++++ Record list ++++
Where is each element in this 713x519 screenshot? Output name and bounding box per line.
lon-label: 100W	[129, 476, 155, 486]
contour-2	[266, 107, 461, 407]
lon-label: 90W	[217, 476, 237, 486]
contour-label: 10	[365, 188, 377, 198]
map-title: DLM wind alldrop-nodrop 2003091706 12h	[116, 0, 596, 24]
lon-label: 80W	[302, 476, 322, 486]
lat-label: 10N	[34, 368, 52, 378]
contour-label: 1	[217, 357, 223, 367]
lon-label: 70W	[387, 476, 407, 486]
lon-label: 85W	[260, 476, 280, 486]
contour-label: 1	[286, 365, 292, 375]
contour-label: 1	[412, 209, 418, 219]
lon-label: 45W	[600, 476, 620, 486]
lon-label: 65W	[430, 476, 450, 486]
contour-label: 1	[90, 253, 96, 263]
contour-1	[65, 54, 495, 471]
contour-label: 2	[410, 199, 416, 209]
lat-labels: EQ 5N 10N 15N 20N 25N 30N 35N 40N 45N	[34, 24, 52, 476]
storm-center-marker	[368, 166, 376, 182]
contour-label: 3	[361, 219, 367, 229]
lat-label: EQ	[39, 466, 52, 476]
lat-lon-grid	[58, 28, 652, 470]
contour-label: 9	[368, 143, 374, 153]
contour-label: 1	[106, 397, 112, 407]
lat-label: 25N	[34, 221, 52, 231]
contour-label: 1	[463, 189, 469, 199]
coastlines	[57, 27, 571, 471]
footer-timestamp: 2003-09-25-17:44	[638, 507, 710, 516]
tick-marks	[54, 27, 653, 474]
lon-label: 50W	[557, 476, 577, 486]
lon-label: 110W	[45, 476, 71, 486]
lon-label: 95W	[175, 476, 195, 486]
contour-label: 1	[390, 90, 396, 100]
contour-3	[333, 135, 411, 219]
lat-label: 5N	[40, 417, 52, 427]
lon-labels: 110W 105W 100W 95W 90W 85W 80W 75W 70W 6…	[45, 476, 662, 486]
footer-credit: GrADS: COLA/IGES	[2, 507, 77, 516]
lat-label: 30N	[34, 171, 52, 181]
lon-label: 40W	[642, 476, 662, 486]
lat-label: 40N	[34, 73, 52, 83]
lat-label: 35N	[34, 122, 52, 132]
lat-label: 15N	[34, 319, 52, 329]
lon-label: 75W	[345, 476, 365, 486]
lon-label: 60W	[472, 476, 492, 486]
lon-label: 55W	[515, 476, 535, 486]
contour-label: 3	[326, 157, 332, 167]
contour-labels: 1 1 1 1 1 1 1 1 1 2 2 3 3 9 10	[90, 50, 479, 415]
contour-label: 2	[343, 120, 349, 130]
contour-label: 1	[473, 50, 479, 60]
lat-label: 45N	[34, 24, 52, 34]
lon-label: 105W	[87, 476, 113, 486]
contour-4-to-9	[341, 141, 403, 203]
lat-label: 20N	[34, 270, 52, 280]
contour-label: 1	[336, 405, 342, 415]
++++
## What to produce
Repeat everything from the start of the items down to the line that contains "199, 416, 209]", including that line, with no changes.

## Expected answer
Where is each element in this 713x519 screenshot? Output name and bounding box per line.
lon-label: 100W	[129, 476, 155, 486]
contour-2	[266, 107, 461, 407]
lon-label: 90W	[217, 476, 237, 486]
contour-label: 10	[365, 188, 377, 198]
map-title: DLM wind alldrop-nodrop 2003091706 12h	[116, 0, 596, 24]
lon-label: 80W	[302, 476, 322, 486]
lat-label: 10N	[34, 368, 52, 378]
contour-label: 1	[217, 357, 223, 367]
lon-label: 70W	[387, 476, 407, 486]
lon-label: 85W	[260, 476, 280, 486]
contour-label: 1	[286, 365, 292, 375]
contour-label: 1	[412, 209, 418, 219]
lon-label: 45W	[600, 476, 620, 486]
lon-label: 65W	[430, 476, 450, 486]
contour-label: 1	[90, 253, 96, 263]
contour-1	[65, 54, 495, 471]
contour-label: 2	[410, 199, 416, 209]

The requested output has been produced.